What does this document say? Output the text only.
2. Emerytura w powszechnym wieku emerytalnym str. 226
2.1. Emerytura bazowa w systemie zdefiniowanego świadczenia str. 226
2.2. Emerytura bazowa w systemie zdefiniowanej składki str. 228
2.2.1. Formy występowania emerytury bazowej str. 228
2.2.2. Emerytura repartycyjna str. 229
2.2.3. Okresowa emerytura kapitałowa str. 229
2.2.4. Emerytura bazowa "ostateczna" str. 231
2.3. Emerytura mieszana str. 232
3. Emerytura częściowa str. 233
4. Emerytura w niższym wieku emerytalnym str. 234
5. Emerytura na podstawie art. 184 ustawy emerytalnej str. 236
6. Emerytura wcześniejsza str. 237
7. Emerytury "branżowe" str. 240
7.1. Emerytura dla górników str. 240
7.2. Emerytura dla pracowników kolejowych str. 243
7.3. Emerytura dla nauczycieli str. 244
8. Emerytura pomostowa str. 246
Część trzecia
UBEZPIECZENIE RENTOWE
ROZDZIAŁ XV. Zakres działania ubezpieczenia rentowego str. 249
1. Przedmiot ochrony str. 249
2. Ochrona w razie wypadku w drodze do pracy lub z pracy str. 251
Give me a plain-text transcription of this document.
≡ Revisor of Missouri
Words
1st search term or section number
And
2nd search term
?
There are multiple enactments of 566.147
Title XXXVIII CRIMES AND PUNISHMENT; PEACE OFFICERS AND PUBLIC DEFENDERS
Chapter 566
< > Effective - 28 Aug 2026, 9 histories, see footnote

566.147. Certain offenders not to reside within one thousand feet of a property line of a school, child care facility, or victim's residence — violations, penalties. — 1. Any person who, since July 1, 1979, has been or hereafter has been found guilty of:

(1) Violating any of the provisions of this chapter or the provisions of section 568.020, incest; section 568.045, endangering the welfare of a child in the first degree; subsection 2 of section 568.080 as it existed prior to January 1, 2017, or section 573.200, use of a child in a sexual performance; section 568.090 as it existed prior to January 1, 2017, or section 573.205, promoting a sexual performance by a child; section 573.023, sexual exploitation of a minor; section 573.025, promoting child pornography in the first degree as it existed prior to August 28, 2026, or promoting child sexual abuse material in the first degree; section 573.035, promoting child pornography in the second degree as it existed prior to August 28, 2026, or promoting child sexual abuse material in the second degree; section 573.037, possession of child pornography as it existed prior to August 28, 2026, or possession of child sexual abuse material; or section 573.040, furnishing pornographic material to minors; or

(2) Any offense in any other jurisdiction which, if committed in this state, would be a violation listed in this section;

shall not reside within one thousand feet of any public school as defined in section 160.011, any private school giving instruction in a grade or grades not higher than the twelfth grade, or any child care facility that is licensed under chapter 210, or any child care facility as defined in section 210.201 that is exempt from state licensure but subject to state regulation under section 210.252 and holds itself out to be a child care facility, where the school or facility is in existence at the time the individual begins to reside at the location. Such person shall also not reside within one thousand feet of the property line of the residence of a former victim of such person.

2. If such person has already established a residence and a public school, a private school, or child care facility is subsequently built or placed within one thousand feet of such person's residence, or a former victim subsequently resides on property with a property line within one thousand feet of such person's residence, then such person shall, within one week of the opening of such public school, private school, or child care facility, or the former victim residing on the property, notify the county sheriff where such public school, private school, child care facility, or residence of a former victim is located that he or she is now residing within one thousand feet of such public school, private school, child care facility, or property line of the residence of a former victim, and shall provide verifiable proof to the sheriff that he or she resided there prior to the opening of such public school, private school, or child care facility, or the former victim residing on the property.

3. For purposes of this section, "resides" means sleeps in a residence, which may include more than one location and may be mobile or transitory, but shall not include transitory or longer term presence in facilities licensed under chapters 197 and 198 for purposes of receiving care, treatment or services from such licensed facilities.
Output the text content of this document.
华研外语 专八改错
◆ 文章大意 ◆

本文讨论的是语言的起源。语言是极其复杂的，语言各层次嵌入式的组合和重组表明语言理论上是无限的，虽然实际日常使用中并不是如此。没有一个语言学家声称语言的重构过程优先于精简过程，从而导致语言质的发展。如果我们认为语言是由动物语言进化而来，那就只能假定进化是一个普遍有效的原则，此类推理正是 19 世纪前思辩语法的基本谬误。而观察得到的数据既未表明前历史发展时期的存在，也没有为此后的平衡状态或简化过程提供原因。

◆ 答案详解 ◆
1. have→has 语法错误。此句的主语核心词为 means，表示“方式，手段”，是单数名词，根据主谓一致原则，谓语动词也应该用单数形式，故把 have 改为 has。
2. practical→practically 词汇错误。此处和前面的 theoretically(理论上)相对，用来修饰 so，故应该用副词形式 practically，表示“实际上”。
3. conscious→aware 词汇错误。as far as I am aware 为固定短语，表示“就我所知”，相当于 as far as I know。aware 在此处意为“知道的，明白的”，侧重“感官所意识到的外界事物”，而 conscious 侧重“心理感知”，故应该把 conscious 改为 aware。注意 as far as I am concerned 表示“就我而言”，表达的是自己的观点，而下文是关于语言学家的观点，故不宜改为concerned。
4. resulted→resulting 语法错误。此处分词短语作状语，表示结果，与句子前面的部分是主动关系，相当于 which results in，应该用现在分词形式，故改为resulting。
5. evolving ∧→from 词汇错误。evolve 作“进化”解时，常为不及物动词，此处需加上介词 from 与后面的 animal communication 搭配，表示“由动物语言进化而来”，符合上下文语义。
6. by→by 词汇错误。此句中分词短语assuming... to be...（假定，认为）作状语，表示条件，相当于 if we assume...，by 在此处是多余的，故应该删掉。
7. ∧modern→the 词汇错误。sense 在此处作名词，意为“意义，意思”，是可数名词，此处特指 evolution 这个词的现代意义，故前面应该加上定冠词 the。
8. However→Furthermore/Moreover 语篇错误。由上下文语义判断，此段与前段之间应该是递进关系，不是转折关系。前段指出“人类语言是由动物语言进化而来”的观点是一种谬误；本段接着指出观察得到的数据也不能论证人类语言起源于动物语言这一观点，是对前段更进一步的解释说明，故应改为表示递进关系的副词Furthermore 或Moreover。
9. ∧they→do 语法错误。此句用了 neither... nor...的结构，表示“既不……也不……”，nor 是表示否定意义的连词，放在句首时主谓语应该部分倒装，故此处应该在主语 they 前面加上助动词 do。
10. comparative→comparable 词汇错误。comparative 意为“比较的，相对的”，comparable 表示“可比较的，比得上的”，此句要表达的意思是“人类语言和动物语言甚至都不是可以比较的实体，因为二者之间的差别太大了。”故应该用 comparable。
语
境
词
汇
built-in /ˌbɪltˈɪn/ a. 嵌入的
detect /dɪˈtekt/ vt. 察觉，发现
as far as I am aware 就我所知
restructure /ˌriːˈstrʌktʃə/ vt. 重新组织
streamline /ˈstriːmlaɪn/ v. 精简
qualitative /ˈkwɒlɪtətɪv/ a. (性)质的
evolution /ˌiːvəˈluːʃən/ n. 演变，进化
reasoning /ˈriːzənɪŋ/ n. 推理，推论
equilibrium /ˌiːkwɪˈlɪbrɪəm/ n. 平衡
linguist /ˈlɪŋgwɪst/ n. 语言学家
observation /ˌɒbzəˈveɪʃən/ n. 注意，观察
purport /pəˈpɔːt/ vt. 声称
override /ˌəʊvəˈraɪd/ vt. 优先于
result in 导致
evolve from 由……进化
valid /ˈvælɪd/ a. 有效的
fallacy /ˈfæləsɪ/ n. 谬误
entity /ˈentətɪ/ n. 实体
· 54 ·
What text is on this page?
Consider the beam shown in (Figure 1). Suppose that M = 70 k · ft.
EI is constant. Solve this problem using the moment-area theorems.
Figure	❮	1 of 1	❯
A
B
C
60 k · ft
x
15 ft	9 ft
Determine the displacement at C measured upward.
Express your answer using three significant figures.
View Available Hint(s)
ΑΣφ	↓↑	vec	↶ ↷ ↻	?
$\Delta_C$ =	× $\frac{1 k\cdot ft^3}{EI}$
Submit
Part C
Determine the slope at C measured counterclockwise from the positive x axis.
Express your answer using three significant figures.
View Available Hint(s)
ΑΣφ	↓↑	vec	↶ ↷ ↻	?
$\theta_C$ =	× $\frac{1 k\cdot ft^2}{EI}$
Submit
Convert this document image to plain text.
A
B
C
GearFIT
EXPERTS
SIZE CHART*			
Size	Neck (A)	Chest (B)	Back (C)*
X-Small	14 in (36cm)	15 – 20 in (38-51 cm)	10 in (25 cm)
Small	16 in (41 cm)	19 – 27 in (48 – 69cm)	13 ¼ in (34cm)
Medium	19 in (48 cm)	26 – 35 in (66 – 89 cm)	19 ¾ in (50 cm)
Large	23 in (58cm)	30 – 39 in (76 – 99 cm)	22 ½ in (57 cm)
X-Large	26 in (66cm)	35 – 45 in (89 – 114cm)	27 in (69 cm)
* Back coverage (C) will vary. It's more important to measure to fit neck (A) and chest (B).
———
**SHORT TASK**
In the entries above, find the line containing "Convert this document image to plain text.". Set down that line and every line after it through the last one, exactly and alone.

**FINAL RESULT**
Convert this document image to plain text.
A
B
C
GearFIT
EXPERTS
SIZE CHART*			
Size	Neck (A)	Chest (B)	Back (C)*
X-Small	14 in (36cm)	15 – 20 in (38-51 cm)	10 in (25 cm)
Small	16 in (41 cm)	19 – 27 in (48 – 69cm)	13 ¼ in (34cm)
Medium	19 in (48 cm)	26 – 35 in (66 – 89 cm)	19 ¾ in (50 cm)
Large	23 in (58cm)	30 – 39 in (76 – 99 cm)	22 ½ in (57 cm)
X-Large	26 in (66cm)	35 – 45 in (89 – 114cm)	27 in (69 cm)
* Back coverage (C) will vary. It's more important to measure to fit neck (A) and chest (B).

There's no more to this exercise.